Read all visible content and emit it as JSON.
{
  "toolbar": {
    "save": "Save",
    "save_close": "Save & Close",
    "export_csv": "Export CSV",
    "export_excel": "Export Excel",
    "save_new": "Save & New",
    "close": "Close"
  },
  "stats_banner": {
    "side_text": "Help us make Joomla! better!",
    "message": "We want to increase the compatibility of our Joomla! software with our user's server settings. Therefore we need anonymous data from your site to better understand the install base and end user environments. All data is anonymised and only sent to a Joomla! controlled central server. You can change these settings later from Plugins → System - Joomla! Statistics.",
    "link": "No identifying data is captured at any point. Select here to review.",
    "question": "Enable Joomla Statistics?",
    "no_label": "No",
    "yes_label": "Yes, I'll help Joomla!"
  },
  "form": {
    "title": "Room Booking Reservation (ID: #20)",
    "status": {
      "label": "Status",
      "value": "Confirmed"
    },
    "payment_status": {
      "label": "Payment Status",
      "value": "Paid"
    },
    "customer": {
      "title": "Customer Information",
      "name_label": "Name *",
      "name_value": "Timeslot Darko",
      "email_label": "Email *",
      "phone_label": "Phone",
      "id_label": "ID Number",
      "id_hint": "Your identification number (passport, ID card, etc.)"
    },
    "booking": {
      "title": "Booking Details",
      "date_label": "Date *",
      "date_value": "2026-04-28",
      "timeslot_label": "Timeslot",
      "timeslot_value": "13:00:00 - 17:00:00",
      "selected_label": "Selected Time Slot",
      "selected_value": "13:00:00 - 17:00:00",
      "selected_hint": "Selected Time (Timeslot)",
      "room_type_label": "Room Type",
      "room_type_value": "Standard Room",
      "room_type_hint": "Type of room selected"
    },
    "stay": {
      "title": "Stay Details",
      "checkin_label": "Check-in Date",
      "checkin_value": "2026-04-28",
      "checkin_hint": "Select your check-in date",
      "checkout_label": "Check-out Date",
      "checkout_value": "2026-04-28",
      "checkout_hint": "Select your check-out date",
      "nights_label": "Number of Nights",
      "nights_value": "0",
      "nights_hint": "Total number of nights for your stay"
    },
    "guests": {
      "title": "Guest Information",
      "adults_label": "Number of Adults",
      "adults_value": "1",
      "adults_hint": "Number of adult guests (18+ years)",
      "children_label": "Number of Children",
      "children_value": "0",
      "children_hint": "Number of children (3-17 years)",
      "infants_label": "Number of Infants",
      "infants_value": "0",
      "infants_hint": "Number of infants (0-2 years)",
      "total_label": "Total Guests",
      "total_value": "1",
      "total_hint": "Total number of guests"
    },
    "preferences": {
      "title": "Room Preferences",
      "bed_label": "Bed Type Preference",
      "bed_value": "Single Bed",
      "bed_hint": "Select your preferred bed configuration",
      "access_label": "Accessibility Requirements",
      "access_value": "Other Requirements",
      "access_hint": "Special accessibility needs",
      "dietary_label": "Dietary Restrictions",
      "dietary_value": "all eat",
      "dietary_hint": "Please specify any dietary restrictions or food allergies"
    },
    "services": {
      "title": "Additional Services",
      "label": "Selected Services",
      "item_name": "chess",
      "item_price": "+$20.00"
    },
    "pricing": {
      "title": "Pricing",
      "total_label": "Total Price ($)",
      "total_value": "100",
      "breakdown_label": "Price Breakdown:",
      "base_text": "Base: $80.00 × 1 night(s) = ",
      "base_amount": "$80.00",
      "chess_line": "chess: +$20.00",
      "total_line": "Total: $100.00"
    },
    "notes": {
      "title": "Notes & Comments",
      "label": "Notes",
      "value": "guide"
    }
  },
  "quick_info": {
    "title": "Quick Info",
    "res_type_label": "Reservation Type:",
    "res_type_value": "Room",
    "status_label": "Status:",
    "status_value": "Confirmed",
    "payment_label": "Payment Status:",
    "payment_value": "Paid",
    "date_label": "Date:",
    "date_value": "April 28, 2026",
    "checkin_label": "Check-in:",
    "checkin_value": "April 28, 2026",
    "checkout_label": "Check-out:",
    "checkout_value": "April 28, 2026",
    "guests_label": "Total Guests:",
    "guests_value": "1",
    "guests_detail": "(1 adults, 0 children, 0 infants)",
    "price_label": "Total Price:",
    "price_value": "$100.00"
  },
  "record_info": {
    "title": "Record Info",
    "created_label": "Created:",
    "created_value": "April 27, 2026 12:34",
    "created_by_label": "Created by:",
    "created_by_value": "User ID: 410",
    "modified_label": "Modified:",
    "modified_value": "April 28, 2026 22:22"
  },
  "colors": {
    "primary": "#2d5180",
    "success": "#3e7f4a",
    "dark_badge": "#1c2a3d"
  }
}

WHAT YOU ARE ASKED TO DO: Write the data from above out again, exactly.

RESPONSE:
Read all visible content and emit it as JSON.
{
  "toolbar": {
    "save": "Save",
    "save_close": "Save & Close",
    "export_csv": "Export CSV",
    "export_excel": "Export Excel",
    "save_new": "Save & New",
    "close": "Close"
  },
  "stats_banner": {
    "side_text": "Help us make Joomla! better!",
    "message": "We want to increase the compatibility of our Joomla! software with our user's server settings. Therefore we need anonymous data from your site to better understand the install base and end user environments. All data is anonymised and only sent to a Joomla! controlled central server. You can change these settings later from Plugins → System - Joomla! Statistics.",
    "link": "No identifying data is captured at any point. Select here to review.",
    "question": "Enable Joomla Statistics?",
    "no_label": "No",
    "yes_label": "Yes, I'll help Joomla!"
  },
  "form": {
    "title": "Room Booking Reservation (ID: #20)",
    "status": {
      "label": "Status",
      "value": "Confirmed"
    },
    "payment_status": {
      "label": "Payment Status",
      "value": "Paid"
    },
    "customer": {
      "title": "Customer Information",
      "name_label": "Name *",
      "name_value": "Timeslot Darko",
      "email_label": "Email *",
      "phone_label": "Phone",
      "id_label": "ID Number",
      "id_hint": "Your identification number (passport, ID card, etc.)"
    },
    "booking": {
      "title": "Booking Details",
      "date_label": "Date *",
      "date_value": "2026-04-28",
      "timeslot_label": "Timeslot",
      "timeslot_value": "13:00:00 - 17:00:00",
      "selected_label": "Selected Time Slot",
      "selected_value": "13:00:00 - 17:00:00",
      "selected_hint": "Selected Time (Timeslot)",
      "room_type_label": "Room Type",
      "room_type_value": "Standard Room",
      "room_type_hint": "Type of room selected"
    },
    "stay": {
      "title": "Stay Details",
      "checkin_label": "Check-in Date",
      "checkin_value": "2026-04-28",
      "checkin_hint": "Select your check-in date",
      "checkout_label": "Check-out Date",
      "checkout_value": "2026-04-28",
      "checkout_hint": "Select your check-out date",
      "nights_label": "Number of Nights",
      "nights_value": "0",
      "nights_hint": "Total number of nights for your stay"
    },
    "guests": {
      "title": "Guest Information",
      "adults_label": "Number of Adults",
      "adults_value": "1",
      "adults_hint": "Number of adult guests (18+ years)",
      "children_label": "Number of Children",
      "children_value": "0",
      "children_hint": "Number of children (3-17 years)",
      "infants_label": "Number of Infants",
      "infants_value": "0",
      "infants_hint": "Number of infants (0-2 years)",
      "total_label": "Total Guests",
      "total_value": "1",
      "total_hint": "Total number of guests"
    },
    "preferences": {
      "title": "Room Preferences",
      "bed_label": "Bed Type Preference",
      "bed_value": "Single Bed",
      "bed_hint": "Select your preferred bed configuration",
      "access_label": "Accessibility Requirements",
      "access_value": "Other Requirements",
      "access_hint": "Special accessibility needs",
      "dietary_label": "Dietary Restrictions",
      "dietary_value": "all eat",
      "dietary_hint": "Please specify any dietary restrictions or food allergies"
    },
    "services": {
      "title": "Additional Services",
      "label": "Selected Services",
      "item_name": "chess",
      "item_price": "+$20.00"
    },
    "pricing": {
      "title": "Pricing",
      "total_label": "Total Price ($)",
      "total_value": "100",
      "breakdown_label": "Price Breakdown:",
      "base_text": "Base: $80.00 × 1 night(s) = ",
      "base_amount": "$80.00",
      "chess_line": "chess: +$20.00",
      "total_line": "Total: $100.00"
    },
    "notes": {
      "title": "Notes & Comments",
      "label": "Notes",
      "value": "guide"
    }
  },
  "quick_info": {
    "title": "Quick Info",
    "res_type_label": "Reservation Type:",
    "res_type_value": "Room",
    "status_label": "Status:",
    "status_value": "Confirmed",
    "payment_label": "Payment Status:",
    "payment_value": "Paid",
    "date_label": "Date:",
    "date_value": "April 28, 2026",
    "checkin_label": "Check-in:",
    "checkin_value": "April 28, 2026",
    "checkout_label": "Check-out:",
    "checkout_value": "April 28, 2026",
    "guests_label": "Total Guests:",
    "guests_value": "1",
    "guests_detail": "(1 adults, 0 children, 0 infants)",
    "price_label": "Total Price:",
    "price_value": "$100.00"
  },
  "record_info": {
    "title": "Record Info",
    "created_label": "Created:",
    "created_value": "April 27, 2026 12:34",
    "created_by_label": "Created by:",
    "created_by_value": "User ID: 410",
    "modified_label": "Modified:",
    "modified_value": "April 28, 2026 22:22"
  },
  "colors": {
    "primary": "#2d5180",
    "success": "#3e7f4a",
    "dark_badge": "#1c2a3d"
  }
}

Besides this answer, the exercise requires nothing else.